◆ Aim
Copy out all lines that carry the word "Refi".

◆ Extracted material

======

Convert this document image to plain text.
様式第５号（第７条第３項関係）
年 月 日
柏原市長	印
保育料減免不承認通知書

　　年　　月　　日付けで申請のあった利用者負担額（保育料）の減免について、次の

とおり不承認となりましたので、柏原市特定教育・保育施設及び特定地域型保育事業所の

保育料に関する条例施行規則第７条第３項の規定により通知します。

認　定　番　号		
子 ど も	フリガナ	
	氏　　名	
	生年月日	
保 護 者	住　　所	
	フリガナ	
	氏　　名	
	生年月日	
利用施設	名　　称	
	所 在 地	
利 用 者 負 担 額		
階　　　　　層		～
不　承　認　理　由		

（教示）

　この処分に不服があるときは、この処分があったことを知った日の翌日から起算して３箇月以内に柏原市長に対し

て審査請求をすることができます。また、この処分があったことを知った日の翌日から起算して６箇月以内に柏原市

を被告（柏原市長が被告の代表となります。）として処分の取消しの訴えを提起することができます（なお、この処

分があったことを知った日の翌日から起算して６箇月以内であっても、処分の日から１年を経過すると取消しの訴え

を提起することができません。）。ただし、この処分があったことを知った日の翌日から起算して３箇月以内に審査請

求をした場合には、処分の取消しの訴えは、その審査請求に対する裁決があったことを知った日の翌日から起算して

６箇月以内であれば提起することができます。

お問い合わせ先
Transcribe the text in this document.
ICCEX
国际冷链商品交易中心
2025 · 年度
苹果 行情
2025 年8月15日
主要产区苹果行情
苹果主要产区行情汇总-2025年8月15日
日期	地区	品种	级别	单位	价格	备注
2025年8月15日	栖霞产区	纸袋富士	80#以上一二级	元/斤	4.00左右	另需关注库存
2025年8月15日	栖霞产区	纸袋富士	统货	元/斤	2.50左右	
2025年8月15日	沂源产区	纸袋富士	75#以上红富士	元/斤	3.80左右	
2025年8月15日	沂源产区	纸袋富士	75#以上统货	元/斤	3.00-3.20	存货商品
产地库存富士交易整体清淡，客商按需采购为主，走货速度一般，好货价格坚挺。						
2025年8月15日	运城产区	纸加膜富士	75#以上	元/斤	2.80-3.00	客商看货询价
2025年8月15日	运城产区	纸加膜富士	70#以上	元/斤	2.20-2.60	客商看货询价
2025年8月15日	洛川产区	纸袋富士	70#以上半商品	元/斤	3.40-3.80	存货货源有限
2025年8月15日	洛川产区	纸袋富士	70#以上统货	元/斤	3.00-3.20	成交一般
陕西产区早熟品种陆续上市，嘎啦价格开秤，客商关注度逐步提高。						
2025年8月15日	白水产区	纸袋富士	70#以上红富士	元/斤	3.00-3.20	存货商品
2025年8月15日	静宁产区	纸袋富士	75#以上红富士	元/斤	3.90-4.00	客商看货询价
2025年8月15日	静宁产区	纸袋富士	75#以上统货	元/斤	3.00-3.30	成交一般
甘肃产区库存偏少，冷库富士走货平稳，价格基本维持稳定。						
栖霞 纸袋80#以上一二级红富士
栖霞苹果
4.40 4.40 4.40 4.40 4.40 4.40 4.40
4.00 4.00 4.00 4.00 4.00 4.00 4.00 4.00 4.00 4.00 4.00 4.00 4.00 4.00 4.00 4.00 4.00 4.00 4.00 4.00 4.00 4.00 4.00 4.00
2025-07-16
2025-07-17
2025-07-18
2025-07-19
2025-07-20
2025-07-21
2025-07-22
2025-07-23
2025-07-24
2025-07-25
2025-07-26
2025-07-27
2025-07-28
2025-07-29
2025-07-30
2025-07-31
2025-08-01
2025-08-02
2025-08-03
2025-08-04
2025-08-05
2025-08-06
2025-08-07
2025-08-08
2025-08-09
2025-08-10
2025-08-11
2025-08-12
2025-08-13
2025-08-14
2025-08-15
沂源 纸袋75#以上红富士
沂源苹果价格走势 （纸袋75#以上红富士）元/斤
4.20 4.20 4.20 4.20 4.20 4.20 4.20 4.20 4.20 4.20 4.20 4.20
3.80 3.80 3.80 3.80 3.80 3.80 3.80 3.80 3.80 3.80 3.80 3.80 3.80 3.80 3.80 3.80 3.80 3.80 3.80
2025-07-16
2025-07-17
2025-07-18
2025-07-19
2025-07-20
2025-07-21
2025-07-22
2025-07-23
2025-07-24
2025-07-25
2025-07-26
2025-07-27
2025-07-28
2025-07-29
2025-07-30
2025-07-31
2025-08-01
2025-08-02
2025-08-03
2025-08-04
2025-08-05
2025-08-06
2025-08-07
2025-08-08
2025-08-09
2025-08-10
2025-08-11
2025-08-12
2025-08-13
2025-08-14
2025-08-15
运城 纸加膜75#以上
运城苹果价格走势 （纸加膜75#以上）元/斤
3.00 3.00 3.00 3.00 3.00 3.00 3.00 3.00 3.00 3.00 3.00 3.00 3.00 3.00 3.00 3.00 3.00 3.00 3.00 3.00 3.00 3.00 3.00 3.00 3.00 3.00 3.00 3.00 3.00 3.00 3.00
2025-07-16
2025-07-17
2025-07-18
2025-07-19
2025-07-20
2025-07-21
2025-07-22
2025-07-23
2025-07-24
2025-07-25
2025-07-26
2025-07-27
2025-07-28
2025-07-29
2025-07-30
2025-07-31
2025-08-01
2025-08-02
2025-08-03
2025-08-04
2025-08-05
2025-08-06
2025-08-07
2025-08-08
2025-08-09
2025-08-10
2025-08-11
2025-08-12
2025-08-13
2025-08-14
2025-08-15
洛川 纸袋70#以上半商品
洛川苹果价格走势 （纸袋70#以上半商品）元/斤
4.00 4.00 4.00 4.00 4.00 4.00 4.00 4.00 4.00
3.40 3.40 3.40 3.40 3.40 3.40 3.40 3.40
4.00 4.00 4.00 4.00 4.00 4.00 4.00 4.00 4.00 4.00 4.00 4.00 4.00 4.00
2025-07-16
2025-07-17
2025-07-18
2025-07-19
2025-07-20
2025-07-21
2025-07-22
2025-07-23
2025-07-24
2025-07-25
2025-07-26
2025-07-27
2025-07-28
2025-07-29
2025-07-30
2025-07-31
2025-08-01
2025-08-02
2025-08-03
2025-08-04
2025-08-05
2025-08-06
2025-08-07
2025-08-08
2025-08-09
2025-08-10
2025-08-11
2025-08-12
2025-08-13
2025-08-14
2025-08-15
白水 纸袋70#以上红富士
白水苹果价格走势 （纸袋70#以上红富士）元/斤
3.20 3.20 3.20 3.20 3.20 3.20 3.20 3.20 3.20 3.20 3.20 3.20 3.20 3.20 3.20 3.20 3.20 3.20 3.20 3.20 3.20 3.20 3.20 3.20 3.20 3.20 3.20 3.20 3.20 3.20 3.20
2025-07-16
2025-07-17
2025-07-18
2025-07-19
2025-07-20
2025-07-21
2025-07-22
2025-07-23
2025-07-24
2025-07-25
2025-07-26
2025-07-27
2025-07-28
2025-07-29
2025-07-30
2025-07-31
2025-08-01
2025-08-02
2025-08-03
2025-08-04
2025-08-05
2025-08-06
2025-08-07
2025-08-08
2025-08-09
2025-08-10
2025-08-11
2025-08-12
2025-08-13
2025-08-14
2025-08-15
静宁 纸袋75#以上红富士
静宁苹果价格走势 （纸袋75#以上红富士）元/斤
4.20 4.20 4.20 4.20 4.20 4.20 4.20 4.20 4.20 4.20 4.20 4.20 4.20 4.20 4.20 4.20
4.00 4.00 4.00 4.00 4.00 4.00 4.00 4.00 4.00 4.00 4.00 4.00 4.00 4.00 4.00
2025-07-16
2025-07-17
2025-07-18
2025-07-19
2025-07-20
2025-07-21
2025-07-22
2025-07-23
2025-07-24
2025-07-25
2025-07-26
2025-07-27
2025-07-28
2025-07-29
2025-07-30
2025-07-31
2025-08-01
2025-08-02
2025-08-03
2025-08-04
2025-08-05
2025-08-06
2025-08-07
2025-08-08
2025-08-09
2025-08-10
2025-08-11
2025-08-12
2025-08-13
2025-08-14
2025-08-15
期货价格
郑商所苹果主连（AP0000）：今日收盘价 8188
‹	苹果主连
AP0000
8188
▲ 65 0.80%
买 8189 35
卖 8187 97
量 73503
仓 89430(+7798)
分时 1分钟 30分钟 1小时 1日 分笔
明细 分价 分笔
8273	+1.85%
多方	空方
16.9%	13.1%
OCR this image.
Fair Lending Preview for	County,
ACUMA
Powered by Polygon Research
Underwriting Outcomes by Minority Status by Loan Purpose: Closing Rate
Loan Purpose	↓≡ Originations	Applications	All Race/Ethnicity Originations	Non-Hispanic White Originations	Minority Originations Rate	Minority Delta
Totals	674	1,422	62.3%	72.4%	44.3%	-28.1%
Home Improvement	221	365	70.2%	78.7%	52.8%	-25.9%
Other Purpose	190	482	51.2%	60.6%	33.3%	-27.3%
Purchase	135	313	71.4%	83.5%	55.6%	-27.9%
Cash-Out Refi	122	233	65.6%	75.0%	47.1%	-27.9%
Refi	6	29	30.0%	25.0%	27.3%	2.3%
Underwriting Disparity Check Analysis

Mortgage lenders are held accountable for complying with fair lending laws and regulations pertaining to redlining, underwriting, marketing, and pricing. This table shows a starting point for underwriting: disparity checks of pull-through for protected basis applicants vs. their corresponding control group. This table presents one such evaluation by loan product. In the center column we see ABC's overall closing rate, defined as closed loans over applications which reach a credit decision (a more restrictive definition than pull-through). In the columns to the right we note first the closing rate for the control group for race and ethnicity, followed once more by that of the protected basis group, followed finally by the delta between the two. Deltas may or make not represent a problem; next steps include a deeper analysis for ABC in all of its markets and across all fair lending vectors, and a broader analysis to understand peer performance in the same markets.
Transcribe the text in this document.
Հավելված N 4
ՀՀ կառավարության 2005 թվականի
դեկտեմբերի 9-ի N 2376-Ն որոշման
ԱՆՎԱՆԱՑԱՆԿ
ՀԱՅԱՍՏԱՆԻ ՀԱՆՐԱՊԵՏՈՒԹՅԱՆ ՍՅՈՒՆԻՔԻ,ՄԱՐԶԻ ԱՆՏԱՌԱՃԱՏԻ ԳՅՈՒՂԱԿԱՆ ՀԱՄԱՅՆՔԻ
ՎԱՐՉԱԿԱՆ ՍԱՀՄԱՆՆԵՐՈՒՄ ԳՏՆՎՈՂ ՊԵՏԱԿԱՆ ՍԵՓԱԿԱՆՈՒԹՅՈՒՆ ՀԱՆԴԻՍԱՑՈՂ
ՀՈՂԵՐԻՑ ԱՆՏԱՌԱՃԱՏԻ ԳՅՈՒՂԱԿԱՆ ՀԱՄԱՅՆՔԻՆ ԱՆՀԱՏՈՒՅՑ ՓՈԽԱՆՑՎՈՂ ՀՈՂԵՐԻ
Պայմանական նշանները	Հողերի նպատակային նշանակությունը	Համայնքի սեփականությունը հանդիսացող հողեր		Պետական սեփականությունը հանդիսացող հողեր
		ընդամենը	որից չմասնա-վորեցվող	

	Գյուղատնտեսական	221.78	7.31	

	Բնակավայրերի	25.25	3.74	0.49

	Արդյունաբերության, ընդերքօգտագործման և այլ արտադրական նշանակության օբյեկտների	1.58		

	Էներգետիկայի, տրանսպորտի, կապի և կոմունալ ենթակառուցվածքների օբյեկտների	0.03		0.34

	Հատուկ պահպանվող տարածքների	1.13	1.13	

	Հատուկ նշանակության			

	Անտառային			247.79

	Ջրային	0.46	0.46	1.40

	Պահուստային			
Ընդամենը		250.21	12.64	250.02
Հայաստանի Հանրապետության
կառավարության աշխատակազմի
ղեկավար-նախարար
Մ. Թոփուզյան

======

◆ Response for this exercise
Cash-Out Refi	122	233	65.6%	75.0%	47.1%	-27.9%
Refi	6	29	30.0%	25.0%	27.3%	2.3%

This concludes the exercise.